▶ [Supplied data]
===

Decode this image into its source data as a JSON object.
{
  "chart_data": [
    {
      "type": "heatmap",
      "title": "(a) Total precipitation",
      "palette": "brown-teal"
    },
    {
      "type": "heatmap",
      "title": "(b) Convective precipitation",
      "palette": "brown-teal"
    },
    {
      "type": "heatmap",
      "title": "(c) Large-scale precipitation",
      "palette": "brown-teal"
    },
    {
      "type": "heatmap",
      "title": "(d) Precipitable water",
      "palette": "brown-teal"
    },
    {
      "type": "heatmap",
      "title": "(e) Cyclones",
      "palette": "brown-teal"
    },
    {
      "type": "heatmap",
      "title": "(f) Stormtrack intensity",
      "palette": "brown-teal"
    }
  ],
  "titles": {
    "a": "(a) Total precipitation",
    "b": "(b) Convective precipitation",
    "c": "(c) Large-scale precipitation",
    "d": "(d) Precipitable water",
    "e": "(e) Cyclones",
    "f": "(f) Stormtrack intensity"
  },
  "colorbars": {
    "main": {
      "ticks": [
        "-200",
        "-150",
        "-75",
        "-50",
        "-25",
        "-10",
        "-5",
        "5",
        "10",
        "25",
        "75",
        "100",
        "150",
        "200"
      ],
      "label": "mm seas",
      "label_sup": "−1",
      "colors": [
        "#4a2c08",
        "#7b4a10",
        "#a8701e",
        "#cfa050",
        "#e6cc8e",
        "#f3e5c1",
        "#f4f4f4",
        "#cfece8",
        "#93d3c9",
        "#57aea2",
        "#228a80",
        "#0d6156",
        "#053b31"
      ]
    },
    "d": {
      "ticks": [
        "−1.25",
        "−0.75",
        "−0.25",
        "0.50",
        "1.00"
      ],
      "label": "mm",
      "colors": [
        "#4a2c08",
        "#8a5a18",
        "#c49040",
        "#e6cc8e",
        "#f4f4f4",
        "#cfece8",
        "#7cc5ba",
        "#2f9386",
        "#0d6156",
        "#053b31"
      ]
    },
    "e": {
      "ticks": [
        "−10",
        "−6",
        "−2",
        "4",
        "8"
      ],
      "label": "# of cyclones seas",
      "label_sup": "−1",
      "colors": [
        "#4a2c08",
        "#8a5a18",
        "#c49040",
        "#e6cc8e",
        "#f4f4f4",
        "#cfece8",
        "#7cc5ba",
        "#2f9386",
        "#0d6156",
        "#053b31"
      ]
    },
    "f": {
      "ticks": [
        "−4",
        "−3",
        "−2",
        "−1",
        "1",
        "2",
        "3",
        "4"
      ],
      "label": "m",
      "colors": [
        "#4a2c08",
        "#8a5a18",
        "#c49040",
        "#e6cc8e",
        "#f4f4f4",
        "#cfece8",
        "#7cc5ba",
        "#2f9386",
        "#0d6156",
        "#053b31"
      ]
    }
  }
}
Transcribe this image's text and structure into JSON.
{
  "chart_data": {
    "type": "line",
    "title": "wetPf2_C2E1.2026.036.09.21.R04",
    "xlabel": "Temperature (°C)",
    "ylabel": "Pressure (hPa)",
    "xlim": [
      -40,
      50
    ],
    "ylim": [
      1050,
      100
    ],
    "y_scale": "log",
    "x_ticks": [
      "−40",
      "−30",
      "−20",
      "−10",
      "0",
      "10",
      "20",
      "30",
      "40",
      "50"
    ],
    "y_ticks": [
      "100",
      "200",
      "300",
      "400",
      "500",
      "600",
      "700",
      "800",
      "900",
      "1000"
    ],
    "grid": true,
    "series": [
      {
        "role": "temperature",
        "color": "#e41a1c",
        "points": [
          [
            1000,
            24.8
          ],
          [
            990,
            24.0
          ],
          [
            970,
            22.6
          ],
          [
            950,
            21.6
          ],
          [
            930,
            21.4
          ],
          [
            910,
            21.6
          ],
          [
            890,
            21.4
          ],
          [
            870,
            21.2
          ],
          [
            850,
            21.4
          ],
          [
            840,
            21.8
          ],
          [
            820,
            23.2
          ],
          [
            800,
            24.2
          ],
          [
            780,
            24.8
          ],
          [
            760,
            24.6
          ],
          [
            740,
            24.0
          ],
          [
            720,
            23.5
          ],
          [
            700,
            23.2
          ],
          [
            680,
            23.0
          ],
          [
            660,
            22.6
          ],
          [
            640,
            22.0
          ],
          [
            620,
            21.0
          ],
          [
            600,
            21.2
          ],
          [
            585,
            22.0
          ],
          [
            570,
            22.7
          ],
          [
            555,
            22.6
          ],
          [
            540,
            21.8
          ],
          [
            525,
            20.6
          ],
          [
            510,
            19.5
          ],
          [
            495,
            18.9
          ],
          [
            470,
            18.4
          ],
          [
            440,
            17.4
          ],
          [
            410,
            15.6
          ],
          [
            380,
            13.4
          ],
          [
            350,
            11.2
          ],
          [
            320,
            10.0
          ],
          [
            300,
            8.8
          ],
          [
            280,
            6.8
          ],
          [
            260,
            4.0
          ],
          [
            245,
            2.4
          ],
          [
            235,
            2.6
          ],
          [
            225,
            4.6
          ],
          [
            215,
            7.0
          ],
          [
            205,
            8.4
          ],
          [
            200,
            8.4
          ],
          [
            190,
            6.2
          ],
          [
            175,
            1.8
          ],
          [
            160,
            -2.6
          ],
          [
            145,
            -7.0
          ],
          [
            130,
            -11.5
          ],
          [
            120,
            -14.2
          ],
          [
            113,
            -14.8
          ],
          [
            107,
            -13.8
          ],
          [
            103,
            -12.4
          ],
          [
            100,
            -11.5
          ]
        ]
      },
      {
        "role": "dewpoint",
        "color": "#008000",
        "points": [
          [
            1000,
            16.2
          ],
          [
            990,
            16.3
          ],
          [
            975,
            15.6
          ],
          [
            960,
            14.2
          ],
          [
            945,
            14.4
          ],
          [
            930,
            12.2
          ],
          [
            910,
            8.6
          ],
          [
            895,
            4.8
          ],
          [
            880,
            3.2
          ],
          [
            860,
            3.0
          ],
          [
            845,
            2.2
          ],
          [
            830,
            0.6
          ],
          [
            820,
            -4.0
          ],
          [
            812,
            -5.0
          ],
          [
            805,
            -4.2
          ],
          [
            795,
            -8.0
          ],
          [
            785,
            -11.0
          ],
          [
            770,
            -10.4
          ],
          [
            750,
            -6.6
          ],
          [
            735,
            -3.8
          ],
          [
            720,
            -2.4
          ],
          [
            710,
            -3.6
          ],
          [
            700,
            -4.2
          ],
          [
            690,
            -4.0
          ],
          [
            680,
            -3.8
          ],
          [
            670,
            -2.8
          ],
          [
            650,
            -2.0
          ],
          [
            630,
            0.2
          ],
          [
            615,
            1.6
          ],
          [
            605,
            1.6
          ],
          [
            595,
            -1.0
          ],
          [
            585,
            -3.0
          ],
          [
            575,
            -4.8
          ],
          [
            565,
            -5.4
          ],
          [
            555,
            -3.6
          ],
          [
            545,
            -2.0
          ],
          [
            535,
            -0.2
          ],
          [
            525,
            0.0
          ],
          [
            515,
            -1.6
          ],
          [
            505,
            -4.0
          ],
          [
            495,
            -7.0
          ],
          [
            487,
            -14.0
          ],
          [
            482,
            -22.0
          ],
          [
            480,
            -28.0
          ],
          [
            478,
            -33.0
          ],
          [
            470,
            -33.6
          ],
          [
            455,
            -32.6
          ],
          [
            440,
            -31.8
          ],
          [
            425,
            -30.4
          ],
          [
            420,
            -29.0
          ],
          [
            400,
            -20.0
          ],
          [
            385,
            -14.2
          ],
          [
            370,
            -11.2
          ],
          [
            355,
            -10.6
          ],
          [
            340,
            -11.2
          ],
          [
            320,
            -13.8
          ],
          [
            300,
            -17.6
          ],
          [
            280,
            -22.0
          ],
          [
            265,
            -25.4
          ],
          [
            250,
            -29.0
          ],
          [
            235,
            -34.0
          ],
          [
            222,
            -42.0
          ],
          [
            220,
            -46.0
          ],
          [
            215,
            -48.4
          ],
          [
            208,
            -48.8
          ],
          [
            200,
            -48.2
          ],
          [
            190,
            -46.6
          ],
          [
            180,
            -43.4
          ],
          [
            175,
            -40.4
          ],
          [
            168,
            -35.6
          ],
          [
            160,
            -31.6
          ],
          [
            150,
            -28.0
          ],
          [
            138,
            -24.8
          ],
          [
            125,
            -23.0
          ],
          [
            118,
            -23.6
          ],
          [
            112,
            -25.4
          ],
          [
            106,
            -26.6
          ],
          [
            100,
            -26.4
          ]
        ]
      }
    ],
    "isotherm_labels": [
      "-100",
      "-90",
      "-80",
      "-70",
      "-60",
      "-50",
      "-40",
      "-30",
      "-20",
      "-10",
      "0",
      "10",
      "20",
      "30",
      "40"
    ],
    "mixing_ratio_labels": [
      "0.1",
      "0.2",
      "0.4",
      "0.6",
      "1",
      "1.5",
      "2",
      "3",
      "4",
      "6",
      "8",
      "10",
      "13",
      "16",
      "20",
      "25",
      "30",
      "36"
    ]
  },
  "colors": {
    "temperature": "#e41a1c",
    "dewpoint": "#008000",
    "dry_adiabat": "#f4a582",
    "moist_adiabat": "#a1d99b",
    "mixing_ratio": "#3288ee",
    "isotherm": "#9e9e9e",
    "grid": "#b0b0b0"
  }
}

===

▶ [Problem requirements] Calculate how many lines of the material include the string "into", and state that number by itself.

▶ [Solution for this problem] 2